Written task
Lines that contain "Indivíduo" are to be counted; give only their number.

Listed entries
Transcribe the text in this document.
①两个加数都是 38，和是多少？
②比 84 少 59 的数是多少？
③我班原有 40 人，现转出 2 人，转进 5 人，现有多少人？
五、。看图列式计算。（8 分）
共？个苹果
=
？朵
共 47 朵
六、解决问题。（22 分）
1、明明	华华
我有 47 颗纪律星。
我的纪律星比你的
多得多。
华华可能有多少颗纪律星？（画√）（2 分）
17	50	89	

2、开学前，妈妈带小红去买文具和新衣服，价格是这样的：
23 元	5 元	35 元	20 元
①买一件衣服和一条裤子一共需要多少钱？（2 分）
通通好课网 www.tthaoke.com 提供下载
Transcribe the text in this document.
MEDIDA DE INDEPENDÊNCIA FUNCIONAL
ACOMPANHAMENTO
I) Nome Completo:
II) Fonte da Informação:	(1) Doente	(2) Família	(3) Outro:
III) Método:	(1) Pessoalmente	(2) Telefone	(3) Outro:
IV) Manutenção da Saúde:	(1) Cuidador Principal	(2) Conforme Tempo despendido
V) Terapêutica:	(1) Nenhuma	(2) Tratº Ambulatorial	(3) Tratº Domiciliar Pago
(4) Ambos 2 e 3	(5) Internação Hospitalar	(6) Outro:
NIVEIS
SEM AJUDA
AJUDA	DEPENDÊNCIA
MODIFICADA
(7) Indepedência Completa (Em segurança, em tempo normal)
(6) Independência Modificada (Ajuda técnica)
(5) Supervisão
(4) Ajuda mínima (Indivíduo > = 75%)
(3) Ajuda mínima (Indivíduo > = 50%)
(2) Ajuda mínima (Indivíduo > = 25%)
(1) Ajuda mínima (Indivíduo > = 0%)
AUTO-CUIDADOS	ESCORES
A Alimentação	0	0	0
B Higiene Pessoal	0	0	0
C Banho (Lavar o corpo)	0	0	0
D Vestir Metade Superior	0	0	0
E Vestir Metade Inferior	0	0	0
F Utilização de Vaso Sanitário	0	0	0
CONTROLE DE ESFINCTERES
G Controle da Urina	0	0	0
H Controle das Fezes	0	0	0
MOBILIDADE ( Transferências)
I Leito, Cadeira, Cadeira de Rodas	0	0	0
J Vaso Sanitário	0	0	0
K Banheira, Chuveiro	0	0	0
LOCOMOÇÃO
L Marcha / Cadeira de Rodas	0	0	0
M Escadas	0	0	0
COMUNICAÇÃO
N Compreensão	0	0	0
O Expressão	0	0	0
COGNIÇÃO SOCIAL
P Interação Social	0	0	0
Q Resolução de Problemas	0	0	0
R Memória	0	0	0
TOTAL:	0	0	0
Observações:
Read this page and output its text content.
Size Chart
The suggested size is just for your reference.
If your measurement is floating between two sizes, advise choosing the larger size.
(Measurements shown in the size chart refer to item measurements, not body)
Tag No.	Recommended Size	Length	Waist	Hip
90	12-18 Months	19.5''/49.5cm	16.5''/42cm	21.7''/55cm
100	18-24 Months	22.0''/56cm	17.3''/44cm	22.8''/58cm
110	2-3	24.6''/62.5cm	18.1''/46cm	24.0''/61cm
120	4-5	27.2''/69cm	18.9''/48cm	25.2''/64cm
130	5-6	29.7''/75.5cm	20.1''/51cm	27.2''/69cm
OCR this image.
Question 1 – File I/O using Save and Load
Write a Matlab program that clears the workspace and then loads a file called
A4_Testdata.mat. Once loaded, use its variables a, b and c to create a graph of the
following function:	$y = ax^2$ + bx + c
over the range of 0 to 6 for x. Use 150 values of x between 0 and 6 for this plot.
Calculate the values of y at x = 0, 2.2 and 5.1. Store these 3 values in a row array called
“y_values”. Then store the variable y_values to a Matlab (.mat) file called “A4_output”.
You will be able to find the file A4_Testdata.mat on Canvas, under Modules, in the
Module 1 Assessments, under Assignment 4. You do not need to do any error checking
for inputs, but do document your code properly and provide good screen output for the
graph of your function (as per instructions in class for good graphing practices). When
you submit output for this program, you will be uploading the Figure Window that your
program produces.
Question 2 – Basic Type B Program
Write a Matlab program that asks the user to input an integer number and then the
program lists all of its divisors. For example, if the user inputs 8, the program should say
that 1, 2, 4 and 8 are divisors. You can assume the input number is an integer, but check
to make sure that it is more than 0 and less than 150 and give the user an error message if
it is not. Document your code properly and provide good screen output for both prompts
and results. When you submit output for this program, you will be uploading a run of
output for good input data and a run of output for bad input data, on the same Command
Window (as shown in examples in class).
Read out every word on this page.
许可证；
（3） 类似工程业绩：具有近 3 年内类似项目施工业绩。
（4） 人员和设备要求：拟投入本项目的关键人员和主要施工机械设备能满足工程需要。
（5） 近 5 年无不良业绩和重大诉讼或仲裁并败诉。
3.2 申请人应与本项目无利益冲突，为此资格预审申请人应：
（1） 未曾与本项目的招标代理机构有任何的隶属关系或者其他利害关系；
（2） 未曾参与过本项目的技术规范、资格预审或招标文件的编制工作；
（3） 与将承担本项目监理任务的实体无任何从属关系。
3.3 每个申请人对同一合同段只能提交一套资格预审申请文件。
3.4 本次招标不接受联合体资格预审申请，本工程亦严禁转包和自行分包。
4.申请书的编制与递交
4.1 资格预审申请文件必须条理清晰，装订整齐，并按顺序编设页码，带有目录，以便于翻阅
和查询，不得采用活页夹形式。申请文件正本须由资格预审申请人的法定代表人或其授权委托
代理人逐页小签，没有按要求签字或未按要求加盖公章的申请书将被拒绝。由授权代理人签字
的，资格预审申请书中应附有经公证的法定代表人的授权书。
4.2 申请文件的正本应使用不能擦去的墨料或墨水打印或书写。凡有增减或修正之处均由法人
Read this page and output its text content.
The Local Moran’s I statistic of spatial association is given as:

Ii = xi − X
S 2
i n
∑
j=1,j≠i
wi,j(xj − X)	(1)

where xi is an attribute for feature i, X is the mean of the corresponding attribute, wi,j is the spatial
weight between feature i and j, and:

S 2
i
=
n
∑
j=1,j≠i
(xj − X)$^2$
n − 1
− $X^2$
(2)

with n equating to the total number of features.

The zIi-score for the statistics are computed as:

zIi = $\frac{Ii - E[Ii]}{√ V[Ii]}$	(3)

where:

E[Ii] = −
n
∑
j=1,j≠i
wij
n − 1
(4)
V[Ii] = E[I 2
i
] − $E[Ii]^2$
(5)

Response for this exercise
4